AIM OF THE TASK: Check each line of the entries below for the string "Affinité"; copy every line where it appears.

[Data extracted from a collection]
★ ★ ★ ★ ★ ★ ★

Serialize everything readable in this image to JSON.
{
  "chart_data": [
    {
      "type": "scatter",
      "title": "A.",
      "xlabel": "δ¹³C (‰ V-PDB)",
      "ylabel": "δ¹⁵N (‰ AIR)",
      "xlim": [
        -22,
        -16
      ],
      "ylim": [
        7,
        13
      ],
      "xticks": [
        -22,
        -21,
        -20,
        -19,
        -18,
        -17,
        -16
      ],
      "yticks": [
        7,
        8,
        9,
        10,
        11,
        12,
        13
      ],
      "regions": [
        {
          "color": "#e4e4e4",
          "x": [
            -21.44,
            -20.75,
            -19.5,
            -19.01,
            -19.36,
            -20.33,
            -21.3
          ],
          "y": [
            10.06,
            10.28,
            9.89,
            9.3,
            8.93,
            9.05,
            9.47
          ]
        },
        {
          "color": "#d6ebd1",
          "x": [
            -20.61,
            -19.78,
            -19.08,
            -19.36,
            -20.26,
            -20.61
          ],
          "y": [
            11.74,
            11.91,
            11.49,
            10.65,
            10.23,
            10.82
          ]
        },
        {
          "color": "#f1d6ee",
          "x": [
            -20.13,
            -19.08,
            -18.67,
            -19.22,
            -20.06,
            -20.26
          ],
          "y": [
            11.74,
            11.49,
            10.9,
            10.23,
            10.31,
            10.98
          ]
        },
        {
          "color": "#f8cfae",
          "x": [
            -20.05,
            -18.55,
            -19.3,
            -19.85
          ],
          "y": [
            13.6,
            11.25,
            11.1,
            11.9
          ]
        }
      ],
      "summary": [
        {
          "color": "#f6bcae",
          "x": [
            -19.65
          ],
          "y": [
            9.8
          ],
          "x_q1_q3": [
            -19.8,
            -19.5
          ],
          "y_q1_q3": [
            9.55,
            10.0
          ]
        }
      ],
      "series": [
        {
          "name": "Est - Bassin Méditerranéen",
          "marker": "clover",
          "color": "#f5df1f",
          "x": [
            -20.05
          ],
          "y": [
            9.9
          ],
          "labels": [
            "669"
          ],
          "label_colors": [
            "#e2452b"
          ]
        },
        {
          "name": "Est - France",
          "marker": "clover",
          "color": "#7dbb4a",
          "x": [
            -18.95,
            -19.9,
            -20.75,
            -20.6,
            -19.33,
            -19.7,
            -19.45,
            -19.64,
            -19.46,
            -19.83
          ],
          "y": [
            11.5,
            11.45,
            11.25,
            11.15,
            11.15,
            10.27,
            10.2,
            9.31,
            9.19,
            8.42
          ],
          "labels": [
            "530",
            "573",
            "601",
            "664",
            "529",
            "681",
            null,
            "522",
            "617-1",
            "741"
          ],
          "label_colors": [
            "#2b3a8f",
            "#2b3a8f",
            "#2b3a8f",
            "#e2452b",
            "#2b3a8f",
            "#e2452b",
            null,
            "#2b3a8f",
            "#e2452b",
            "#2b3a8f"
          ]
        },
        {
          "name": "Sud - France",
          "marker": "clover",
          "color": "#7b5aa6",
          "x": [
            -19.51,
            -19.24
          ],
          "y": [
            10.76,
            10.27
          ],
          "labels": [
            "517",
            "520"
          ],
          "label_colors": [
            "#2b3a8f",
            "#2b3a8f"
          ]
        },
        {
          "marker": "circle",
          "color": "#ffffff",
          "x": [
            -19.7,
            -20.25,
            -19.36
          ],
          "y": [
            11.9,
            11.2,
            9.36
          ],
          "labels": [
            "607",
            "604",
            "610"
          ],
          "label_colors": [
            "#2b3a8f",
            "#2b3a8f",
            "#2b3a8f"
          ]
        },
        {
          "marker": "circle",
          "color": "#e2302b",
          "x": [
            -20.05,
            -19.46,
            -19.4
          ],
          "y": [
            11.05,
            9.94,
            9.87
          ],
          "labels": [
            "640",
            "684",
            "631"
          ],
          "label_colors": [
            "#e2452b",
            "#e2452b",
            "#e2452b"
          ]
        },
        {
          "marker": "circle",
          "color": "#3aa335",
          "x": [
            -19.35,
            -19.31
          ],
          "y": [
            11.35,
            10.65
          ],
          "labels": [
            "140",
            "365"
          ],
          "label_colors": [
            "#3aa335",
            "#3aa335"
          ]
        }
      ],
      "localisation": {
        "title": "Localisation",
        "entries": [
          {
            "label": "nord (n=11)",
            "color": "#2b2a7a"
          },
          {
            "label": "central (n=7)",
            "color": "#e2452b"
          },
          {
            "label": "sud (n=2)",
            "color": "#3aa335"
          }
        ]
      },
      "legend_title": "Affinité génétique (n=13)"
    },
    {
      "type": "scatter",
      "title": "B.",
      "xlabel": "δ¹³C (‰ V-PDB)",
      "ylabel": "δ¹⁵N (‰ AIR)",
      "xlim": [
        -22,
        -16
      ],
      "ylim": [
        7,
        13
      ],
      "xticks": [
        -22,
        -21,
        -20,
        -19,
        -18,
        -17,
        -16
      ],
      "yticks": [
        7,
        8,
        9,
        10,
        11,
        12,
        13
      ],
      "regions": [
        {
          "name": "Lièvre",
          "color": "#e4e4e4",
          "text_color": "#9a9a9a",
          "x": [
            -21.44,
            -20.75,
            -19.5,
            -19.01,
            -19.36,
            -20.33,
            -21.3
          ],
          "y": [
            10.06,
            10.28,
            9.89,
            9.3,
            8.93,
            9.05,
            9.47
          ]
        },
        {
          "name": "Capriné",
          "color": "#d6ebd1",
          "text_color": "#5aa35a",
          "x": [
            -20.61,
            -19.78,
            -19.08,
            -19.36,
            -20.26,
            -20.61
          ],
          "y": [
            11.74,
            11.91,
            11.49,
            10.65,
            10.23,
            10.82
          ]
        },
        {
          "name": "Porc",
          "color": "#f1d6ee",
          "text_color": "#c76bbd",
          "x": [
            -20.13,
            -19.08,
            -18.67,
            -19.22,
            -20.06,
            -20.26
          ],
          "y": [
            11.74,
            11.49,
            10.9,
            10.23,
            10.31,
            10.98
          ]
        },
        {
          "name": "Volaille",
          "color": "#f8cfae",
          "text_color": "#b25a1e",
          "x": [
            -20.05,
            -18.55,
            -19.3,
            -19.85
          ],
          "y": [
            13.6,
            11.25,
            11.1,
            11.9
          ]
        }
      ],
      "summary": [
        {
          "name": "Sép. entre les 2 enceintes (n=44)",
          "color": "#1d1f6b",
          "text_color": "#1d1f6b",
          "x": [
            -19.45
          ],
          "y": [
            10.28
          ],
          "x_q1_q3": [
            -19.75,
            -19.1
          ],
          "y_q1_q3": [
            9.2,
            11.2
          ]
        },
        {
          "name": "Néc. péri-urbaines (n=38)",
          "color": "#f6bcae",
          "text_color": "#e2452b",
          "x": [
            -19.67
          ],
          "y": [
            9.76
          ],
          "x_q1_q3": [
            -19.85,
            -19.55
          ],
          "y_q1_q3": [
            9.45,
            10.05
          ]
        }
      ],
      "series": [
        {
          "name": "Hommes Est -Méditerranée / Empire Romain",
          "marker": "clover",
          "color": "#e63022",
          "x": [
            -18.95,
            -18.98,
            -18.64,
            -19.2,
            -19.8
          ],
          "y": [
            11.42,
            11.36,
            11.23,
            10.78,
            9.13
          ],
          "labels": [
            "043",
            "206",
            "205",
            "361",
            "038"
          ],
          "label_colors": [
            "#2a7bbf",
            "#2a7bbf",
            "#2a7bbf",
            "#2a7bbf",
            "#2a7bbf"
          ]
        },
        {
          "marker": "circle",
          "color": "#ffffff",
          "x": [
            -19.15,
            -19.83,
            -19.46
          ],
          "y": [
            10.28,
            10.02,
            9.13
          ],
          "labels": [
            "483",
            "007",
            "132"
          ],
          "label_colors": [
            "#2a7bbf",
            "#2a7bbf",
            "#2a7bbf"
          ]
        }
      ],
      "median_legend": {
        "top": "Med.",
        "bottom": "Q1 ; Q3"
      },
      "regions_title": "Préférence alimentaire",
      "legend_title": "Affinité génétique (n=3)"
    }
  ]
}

★ ★ ★ ★ ★ ★ ★

THE COMPLETED TASK:
      "legend_title": "Affinité génétique (n=13)"
      "legend_title": "Affinité génétique (n=3)"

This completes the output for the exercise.